■ Problem description:
Pictures do not belong in the copy. Return all of the entries exactly.

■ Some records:

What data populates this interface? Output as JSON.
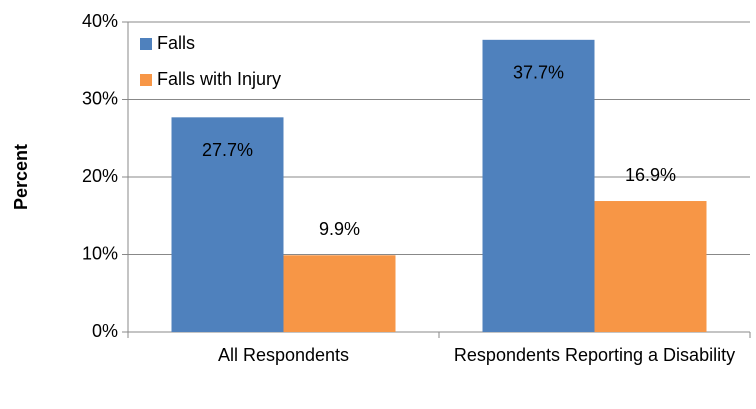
{
  "chart_data": {
    "type": "bar",
    "y_label": "Percent",
    "categories": [
      "All Respondents",
      "Respondents Reporting a Disability"
    ],
    "series": [
      {
        "name": "Falls",
        "color": "#4f81bd",
        "values": [
          27.7,
          37.7
        ],
        "value_labels": [
          "27.7%",
          "37.7%"
        ]
      },
      {
        "name": "Falls with Injury",
        "color": "#f79646",
        "values": [
          9.9,
          16.9
        ],
        "value_labels": [
          "9.9%",
          "16.9%"
        ]
      }
    ],
    "ylim": [
      0,
      40
    ],
    "yticks": [
      {
        "value": 0,
        "label": "0%"
      },
      {
        "value": 10,
        "label": "10%"
      },
      {
        "value": 20,
        "label": "20%"
      },
      {
        "value": 30,
        "label": "30%"
      },
      {
        "value": 40,
        "label": "40%"
      }
    ],
    "grid": true,
    "legend": "top-left"
  }
}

■ Response:
What data populates this interface? Output as JSON.
{
  "chart_data": {
    "type": "bar",
    "y_label": "Percent",
    "categories": [
      "All Respondents",
      "Respondents Reporting a Disability"
    ],
    "series": [
      {
        "name": "Falls",
        "color": "#4f81bd",
        "values": [
          27.7,
          37.7
        ],
        "value_labels": [
          "27.7%",
          "37.7%"
        ]
      },
      {
        "name": "Falls with Injury",
        "color": "#f79646",
        "values": [
          9.9,
          16.9
        ],
        "value_labels": [
          "9.9%",
          "16.9%"
        ]
      }
    ],
    "ylim": [
      0,
      40
    ],
    "yticks": [
      {
        "value": 0,
        "label": "0%"
      },
      {
        "value": 10,
        "label": "10%"
      },
      {
        "value": 20,
        "label": "20%"
      },
      {
        "value": 30,
        "label": "30%"
      },
      {
        "value": 40,
        "label": "40%"
      }
    ],
    "grid": true,
    "legend": "top-left"
  }
}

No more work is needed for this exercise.